-- Dataset rows --
+++
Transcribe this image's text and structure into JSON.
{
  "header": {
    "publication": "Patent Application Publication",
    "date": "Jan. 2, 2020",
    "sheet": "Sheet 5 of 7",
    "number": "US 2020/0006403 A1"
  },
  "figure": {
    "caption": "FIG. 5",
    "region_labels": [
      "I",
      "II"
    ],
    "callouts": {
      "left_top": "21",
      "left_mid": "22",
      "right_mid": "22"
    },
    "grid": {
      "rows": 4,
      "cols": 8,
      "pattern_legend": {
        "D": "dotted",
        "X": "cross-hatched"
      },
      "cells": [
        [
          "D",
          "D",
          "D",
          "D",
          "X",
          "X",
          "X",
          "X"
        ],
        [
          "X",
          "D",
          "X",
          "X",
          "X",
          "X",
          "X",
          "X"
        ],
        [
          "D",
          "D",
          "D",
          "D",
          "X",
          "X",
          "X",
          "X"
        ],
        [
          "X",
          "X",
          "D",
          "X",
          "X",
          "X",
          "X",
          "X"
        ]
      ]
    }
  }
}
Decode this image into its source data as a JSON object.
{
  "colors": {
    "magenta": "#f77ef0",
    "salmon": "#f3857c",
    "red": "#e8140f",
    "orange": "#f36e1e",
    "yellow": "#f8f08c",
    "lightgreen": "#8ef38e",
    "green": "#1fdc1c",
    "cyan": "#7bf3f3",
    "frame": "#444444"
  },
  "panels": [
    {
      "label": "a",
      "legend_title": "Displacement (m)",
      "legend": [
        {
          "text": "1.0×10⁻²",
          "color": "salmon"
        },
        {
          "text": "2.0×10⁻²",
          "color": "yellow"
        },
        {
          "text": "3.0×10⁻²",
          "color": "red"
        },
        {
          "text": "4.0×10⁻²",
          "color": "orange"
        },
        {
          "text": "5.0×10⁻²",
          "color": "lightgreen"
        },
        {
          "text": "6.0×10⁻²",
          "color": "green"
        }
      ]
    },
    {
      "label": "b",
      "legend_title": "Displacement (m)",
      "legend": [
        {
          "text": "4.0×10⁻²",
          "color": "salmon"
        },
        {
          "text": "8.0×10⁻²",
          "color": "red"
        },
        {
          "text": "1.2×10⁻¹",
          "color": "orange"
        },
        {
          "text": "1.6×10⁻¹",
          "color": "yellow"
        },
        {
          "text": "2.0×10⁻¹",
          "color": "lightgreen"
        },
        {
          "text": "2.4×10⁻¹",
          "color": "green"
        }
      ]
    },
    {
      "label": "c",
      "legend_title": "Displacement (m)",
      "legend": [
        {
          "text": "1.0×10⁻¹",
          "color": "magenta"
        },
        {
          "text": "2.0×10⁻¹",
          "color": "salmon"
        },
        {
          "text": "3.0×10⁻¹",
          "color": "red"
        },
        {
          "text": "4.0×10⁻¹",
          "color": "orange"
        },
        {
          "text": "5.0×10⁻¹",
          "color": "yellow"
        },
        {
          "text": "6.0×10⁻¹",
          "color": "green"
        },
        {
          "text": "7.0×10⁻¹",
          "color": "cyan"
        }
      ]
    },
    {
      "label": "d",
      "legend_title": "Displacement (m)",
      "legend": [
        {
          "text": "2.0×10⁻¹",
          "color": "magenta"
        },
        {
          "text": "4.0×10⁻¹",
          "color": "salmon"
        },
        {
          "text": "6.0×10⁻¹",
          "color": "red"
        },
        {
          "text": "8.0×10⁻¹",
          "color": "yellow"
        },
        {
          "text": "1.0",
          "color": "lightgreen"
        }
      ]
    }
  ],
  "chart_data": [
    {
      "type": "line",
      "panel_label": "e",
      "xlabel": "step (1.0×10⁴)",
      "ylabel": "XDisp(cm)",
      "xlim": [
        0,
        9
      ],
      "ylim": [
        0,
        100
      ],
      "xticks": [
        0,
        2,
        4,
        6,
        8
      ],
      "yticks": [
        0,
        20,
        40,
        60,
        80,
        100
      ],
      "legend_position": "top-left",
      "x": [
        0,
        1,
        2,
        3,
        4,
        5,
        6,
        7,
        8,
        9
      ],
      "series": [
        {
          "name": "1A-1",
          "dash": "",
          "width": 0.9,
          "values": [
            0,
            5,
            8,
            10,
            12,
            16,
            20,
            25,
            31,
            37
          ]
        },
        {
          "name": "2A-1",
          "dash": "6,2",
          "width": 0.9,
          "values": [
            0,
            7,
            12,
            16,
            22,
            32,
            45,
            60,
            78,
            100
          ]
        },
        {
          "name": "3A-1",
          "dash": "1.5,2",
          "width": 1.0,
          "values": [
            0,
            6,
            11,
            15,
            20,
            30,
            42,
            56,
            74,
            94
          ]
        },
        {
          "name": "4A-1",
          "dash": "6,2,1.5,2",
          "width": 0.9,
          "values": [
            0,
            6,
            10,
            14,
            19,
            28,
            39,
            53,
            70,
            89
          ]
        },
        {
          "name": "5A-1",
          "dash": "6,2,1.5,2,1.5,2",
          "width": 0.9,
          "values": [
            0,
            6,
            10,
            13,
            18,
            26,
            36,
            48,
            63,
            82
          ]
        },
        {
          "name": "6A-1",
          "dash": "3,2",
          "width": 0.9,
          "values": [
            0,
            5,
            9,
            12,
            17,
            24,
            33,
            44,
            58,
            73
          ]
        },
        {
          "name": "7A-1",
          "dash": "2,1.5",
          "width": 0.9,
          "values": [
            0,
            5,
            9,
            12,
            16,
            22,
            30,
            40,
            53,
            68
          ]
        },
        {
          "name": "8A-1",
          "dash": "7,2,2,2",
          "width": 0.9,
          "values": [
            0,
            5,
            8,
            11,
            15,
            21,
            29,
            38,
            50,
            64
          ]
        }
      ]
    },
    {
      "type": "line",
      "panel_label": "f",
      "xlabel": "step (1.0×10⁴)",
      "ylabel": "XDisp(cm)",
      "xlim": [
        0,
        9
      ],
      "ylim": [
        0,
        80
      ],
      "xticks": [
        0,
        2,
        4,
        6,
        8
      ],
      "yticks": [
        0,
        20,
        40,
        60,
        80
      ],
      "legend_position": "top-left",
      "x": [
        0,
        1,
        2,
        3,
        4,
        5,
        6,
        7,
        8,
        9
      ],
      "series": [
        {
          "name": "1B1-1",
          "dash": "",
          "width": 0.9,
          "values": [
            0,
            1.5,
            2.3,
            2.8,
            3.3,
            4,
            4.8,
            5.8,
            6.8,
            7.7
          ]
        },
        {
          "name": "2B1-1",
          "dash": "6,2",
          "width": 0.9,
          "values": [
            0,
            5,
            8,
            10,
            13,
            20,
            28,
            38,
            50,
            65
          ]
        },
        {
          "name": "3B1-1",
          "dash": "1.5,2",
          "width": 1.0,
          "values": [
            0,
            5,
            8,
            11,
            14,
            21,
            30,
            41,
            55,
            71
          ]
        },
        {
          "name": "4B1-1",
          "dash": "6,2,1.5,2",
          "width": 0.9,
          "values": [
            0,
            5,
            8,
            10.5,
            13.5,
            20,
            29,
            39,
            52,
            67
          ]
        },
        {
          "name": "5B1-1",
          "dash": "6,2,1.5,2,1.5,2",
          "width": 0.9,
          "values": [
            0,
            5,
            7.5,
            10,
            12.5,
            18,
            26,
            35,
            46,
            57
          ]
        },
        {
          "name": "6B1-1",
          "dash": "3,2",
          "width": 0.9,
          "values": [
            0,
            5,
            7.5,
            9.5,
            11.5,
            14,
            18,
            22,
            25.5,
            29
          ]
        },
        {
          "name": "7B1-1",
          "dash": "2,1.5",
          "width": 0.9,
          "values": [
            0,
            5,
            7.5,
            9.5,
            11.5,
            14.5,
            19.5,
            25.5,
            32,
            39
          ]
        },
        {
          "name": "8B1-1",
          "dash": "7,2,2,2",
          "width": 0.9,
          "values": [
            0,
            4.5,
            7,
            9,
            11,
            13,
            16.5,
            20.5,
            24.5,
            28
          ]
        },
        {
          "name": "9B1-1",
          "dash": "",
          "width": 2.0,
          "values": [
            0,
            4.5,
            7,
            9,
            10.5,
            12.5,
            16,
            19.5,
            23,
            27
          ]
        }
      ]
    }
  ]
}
+++
-- Task brief --
From the entries above, list each line with "into" in it.

-- Written response --
Transcribe this image's text and structure into JSON.
Decode this image into its source data as a JSON object.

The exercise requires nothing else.